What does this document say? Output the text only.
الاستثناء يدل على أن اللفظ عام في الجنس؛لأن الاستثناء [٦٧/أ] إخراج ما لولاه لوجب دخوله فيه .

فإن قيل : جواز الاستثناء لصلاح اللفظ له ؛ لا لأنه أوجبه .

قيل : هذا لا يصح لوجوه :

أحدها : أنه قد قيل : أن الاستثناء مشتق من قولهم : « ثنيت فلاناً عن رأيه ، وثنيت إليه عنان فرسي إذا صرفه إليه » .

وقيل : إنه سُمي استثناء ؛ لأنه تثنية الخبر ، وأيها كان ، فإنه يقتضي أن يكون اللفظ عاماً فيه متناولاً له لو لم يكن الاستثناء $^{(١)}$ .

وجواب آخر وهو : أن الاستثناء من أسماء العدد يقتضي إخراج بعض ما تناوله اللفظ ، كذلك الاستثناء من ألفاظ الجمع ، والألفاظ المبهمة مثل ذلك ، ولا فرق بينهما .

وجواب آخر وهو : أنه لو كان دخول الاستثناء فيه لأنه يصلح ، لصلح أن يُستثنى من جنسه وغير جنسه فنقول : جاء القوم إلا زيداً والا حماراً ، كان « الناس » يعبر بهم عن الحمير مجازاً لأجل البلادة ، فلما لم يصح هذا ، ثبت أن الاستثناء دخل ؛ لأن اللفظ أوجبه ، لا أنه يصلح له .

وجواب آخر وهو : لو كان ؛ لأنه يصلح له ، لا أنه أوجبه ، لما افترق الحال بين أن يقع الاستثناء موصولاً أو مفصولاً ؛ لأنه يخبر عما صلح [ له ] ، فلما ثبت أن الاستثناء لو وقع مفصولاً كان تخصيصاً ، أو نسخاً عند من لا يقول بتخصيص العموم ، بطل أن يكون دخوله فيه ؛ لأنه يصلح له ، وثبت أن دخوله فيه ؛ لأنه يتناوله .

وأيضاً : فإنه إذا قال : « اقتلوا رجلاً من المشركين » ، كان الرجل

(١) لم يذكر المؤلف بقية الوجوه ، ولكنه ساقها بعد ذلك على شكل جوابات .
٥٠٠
+++
Exercise instructions> Copy out every line that includes the word "إخراج".

Reply to the task>
الاستثناء يدل على أن اللفظ عام في الجنس؛لأن الاستثناء [٦٧/أ] إخراج ما لولاه لوجب دخوله فيه .
وجواب آخر وهو : أن الاستثناء من أسماء العدد يقتضي إخراج بعض ما تناوله اللفظ ، كذلك الاستثناء من ألفاظ الجمع ، والألفاظ المبهمة مثل ذلك ، ولا فرق بينهما .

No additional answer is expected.